- **Given exercise**
Every entry must be repeated exactly. Exclude all pictures.
*****
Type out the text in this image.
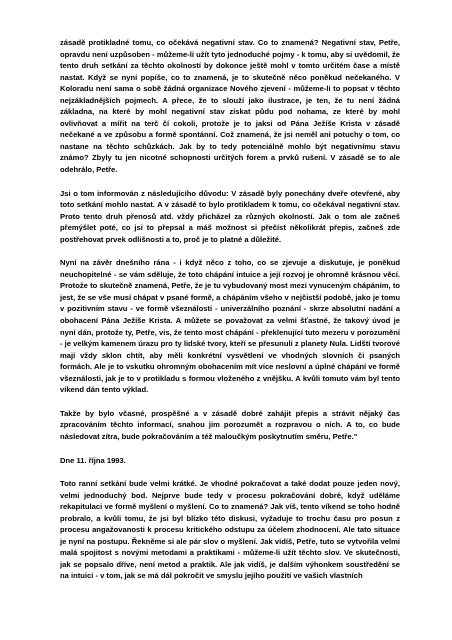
zásadě protikladné tomu, co očekává negativní stav. Co to znamená? Negativní stav, Petře, opravdu není uzpůsoben - můžeme-li užít tyto jednoduché pojmy - k tomu, aby si uvědomil, že tento druh setkání za těchto okolností by dokonce ještě mohl v tomto určitém čase a místě nastat. Když se nyní popíše, co to znamená, je to skutečně něco poněkud nečekaného. V Koloradu není sama o sobě žádná organizace Nového zjevení - můžeme-li to popsat v těchto nejzákladnějších pojmech. A přece, že to slouží jako ilustrace, je ten, že tu není žádná základna, na které by mohl negativní stav získat půdu pod nohama, ze které by mohl ovlivňovat a mířit na terč čí cokoli, protože je to jaksi od Pána Ježíše Krista v zásadě nečekané a ve způsobu a formě spontánní. Což znamená, že jsi neměl ani potuchy o tom, co nastane na těchto schůzkách. Jak by to tedy potenciálně mohlo být negativnímu stavu známo? Zbyly tu jen nicotné schopnosti určitých forem a prvků rušení. V zásadě se to ale odehrálo, Petře.

Jsi o tom informován z následujícího důvodu: V zásadě byly ponechány dveře otevřené, aby toto setkání mohlo nastat. A v zásadě to bylo protikladem k tomu, co očekával negativní stav. Proto tento druh přenosů atd. vždy přicházel za různých okolností. Jak o tom ale začneš přemýšlet poté, co jsi to přepsal a máš možnost si přečíst několikrát přepis, začneš zde postřehovat prvek odlišnosti a to, proč je to platné a důležité.

Nyní na závěr dnešního rána - i když něco z toho, co se zjevuje a diskutuje, je poněkud neuchopitelné - se vám sděluje, že toto chápání intuice a její rozvoj je ohromně krásnou věcí. Protože to skutečně znamená, Petře, že je tu vybudovaný most mezi vynuceným chápáním, to jest, že se vše musí chápat v psané formě, a chápáním všeho v nejčistší podobě, jako je tomu v pozitivním stavu - ve formě všeználosti - univerzálního poznání - skrze absolutní nadání a obohacení Pána Ježíše Krista. A můžete se považovat za velmi šťastné, že takový úvod je nyní dán, protože ty, Petře, vis, že tento most chápání - překlenující tuto mezeru v porozumění - je velkým kamenem úrazu pro ty lidské tvory, kteří se přesunuli z planety Nula. Lidští tvorové mají vždy sklon chtít, aby měli konkrétní vysvětlení ve vhodných slovních či psaných formách. Ale je to vskutku ohromným obohacením mít více neslovní a úplné chápání ve formě všeználosti, jak je to v protikladu s formou vloženého z vnějšku. A kvůli tomuto vám byl tento víkend dán tento výklad.

Takže by bylo včasné, prospěšné a v zásadě dobré zahájit přepis a strávit nějaký čas zpracováním těchto informací, snahou jim porozumět a rozpravou o nich. A to, co bude následovat zítra, bude pokračováním a též maloučkým poskytnutím směru, Petře."

Dne 11. října 1993.

Toto ranní setkání bude velmi krátké. Je vhodné pokračovat a také dodat pouze jeden nový, velmi jednoduchý bod. Nejprve bude tedy v procesu pokračování dobré, když uděláme rekapitulaci ve formě myšlení o myšlení. Co to znamená? Jak víš, tento víkend se toho hodně probralo, a kvůli tomu, že jsi byl blízko této diskusi, vyžaduje to trochu času pro posun z procesu angažovanosti k procesu kritického odstupu za účelem zhodnocení. Ale tato situace je nyní na postupu. Řekněme si ale pár slov o myšlení. Jak vidíš, Petře, tuto se vytvořila velmi malá spojitost s novými metodami a praktikami - můžeme-li užít těchto slov. Ve skutečnosti, jak se popsalo dříve, není metod a praktik. Ale jak vidíš, je dalším výhonkem soustředění se na intuici - v tom, jak se má dál pokročit ve smyslu jejího použití ve vašich vlastních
*****
- **Complete output**
Type out the text in this image.
zásadě protikladné tomu, co očekává negativní stav. Co to znamená? Negativní stav, Petře, opravdu není uzpůsoben - můžeme-li užít tyto jednoduché pojmy - k tomu, aby si uvědomil, že tento druh setkání za těchto okolností by dokonce ještě mohl v tomto určitém čase a místě nastat. Když se nyní popíše, co to znamená, je to skutečně něco poněkud nečekaného. V Koloradu není sama o sobě žádná organizace Nového zjevení - můžeme-li to popsat v těchto nejzákladnějších pojmech. A přece, že to slouží jako ilustrace, je ten, že tu není žádná základna, na které by mohl negativní stav získat půdu pod nohama, ze které by mohl ovlivňovat a mířit na terč čí cokoli, protože je to jaksi od Pána Ježíše Krista v zásadě nečekané a ve způsobu a formě spontánní. Což znamená, že jsi neměl ani potuchy o tom, co nastane na těchto schůzkách. Jak by to tedy potenciálně mohlo být negativnímu stavu známo? Zbyly tu jen nicotné schopnosti určitých forem a prvků rušení. V zásadě se to ale odehrálo, Petře.

Jsi o tom informován z následujícího důvodu: V zásadě byly ponechány dveře otevřené, aby toto setkání mohlo nastat. A v zásadě to bylo protikladem k tomu, co očekával negativní stav. Proto tento druh přenosů atd. vždy přicházel za různých okolností. Jak o tom ale začneš přemýšlet poté, co jsi to přepsal a máš možnost si přečíst několikrát přepis, začneš zde postřehovat prvek odlišnosti a to, proč je to platné a důležité.

Nyní na závěr dnešního rána - i když něco z toho, co se zjevuje a diskutuje, je poněkud neuchopitelné - se vám sděluje, že toto chápání intuice a její rozvoj je ohromně krásnou věcí. Protože to skutečně znamená, Petře, že je tu vybudovaný most mezi vynuceným chápáním, to jest, že se vše musí chápat v psané formě, a chápáním všeho v nejčistší podobě, jako je tomu v pozitivním stavu - ve formě všeználosti - univerzálního poznání - skrze absolutní nadání a obohacení Pána Ježíše Krista. A můžete se považovat za velmi šťastné, že takový úvod je nyní dán, protože ty, Petře, vis, že tento most chápání - překlenující tuto mezeru v porozumění - je velkým kamenem úrazu pro ty lidské tvory, kteří se přesunuli z planety Nula. Lidští tvorové mají vždy sklon chtít, aby měli konkrétní vysvětlení ve vhodných slovních či psaných formách. Ale je to vskutku ohromným obohacením mít více neslovní a úplné chápání ve formě všeználosti, jak je to v protikladu s formou vloženého z vnějšku. A kvůli tomuto vám byl tento víkend dán tento výklad.

Takže by bylo včasné, prospěšné a v zásadě dobré zahájit přepis a strávit nějaký čas zpracováním těchto informací, snahou jim porozumět a rozpravou o nich. A to, co bude následovat zítra, bude pokračováním a též maloučkým poskytnutím směru, Petře."

Dne 11. října 1993.

Toto ranní setkání bude velmi krátké. Je vhodné pokračovat a také dodat pouze jeden nový, velmi jednoduchý bod. Nejprve bude tedy v procesu pokračování dobré, když uděláme rekapitulaci ve formě myšlení o myšlení. Co to znamená? Jak víš, tento víkend se toho hodně probralo, a kvůli tomu, že jsi byl blízko této diskusi, vyžaduje to trochu času pro posun z procesu angažovanosti k procesu kritického odstupu za účelem zhodnocení. Ale tato situace je nyní na postupu. Řekněme si ale pár slov o myšlení. Jak vidíš, Petře, tuto se vytvořila velmi malá spojitost s novými metodami a praktikami - můžeme-li užít těchto slov. Ve skutečnosti, jak se popsalo dříve, není metod a praktik. Ale jak vidíš, je dalším výhonkem soustředění se na intuici - v tom, jak se má dál pokročit ve smyslu jejího použití ve vašich vlastních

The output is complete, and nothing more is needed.